(What is being asked) Skip the pictures and quote all of the lines exactly.

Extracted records
# # # #

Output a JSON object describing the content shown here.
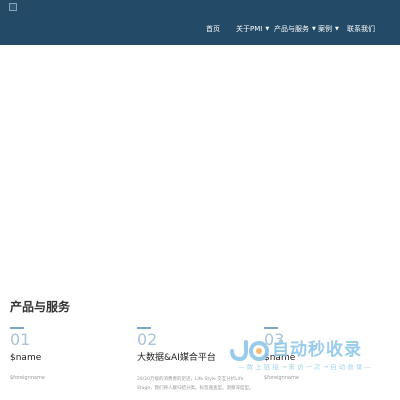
{
  "header": {
    "nav": [
      {
        "label": "首页",
        "has_dropdown": false
      },
      {
        "label": "关于PMI",
        "has_dropdown": true
      },
      {
        "label": "产品与服务",
        "has_dropdown": true
      },
      {
        "label": "案例",
        "has_dropdown": true
      },
      {
        "label": "联系我们",
        "has_dropdown": false
      }
    ],
    "caret": "▼"
  },
  "products": {
    "section_title": "产品与服务",
    "cards": [
      {
        "number": "01",
        "name": "$name",
        "sub": "$foreignname"
      },
      {
        "number": "02",
        "name": "大数据&AI媒合平台",
        "description": "28/20万级的消费者的足迹，Life Style 交互分析Life Stage，我们将人群归结分类，标签遍查型，洞察深度型。"
      },
      {
        "number": "03",
        "name": "$name",
        "sub": "$foreignname"
      }
    ]
  },
  "watermark": {
    "title": "自动秒收录",
    "subtitle": "— 数 上 链 接 → 来 访 一 次 → 自 动 收 录 —"
  },
  "colors": {
    "nav_bg": "#234a66",
    "accent": "#7aa7c7",
    "watermark": "#8ec6e8"
  }
}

# # # #

(Task response)
Output a JSON object describing the content shown here.
{
  "header": {
    "nav": [
      {
        "label": "首页",
        "has_dropdown": false
      },
      {
        "label": "关于PMI",
        "has_dropdown": true
      },
      {
        "label": "产品与服务",
        "has_dropdown": true
      },
      {
        "label": "案例",
        "has_dropdown": true
      },
      {
        "label": "联系我们",
        "has_dropdown": false
      }
    ],
    "caret": "▼"
  },
  "products": {
    "section_title": "产品与服务",
    "cards": [
      {
        "number": "01",
        "name": "$name",
        "sub": "$foreignname"
      },
      {
        "number": "02",
        "name": "大数据&AI媒合平台",
        "description": "28/20万级的消费者的足迹，Life Style 交互分析Life Stage，我们将人群归结分类，标签遍查型，洞察深度型。"
      },
      {
        "number": "03",
        "name": "$name",
        "sub": "$foreignname"
      }
    ]
  },
  "watermark": {
    "title": "自动秒收录",
    "subtitle": "— 数 上 链 接 → 来 访 一 次 → 自 动 收 录 —"
  },
  "colors": {
    "nav_bg": "#234a66",
    "accent": "#7aa7c7",
    "watermark": "#8ec6e8"
  }
}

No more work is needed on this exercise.